## begin

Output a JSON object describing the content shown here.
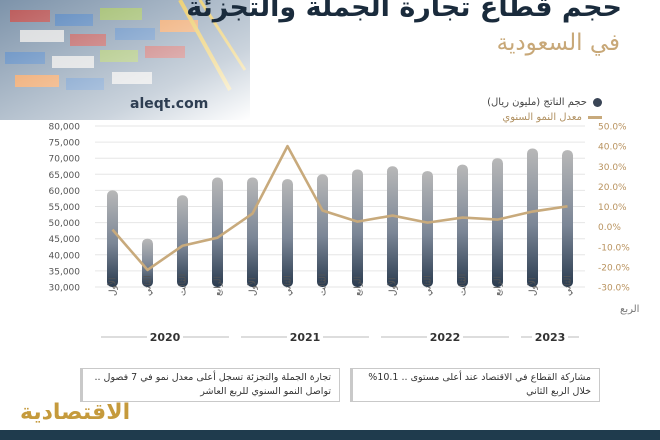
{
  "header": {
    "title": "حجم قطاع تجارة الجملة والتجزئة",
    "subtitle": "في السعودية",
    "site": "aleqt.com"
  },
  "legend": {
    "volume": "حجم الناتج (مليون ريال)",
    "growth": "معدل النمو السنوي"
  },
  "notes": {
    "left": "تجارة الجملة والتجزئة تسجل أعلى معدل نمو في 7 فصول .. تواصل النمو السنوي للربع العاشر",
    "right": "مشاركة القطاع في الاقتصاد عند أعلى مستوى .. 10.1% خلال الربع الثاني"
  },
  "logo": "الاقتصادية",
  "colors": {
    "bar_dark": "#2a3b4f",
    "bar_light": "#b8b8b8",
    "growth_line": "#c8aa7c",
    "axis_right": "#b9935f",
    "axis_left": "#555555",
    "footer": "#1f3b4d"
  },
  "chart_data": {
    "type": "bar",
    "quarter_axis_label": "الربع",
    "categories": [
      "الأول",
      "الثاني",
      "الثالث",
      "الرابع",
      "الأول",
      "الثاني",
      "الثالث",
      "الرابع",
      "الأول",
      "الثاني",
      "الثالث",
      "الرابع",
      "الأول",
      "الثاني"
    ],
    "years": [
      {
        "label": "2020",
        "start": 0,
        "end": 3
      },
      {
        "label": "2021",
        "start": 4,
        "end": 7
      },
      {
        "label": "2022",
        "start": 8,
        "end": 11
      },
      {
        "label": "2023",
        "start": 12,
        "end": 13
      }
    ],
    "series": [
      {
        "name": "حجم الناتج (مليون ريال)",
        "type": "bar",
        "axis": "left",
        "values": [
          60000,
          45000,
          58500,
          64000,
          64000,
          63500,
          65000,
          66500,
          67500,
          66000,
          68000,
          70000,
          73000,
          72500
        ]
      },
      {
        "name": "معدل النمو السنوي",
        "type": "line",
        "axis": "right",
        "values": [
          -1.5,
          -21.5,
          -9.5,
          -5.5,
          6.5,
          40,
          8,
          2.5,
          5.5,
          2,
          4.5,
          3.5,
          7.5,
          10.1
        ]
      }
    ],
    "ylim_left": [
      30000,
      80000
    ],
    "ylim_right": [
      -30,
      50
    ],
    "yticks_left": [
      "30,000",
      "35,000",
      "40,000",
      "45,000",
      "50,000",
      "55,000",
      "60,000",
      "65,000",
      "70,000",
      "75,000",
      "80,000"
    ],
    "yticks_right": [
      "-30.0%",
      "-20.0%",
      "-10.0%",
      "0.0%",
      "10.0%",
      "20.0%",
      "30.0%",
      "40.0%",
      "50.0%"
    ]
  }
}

## end

WHAT TO DO
Pull out each line of the records holding the string "النمو".

ANSWER TO THIS TASK
    "growth": "معدل النمو السنوي"
    "left": "تجارة الجملة والتجزئة تسجل أعلى معدل نمو في 7 فصول .. تواصل النمو السنوي للربع العاشر",
        "name": "معدل النمو السنوي",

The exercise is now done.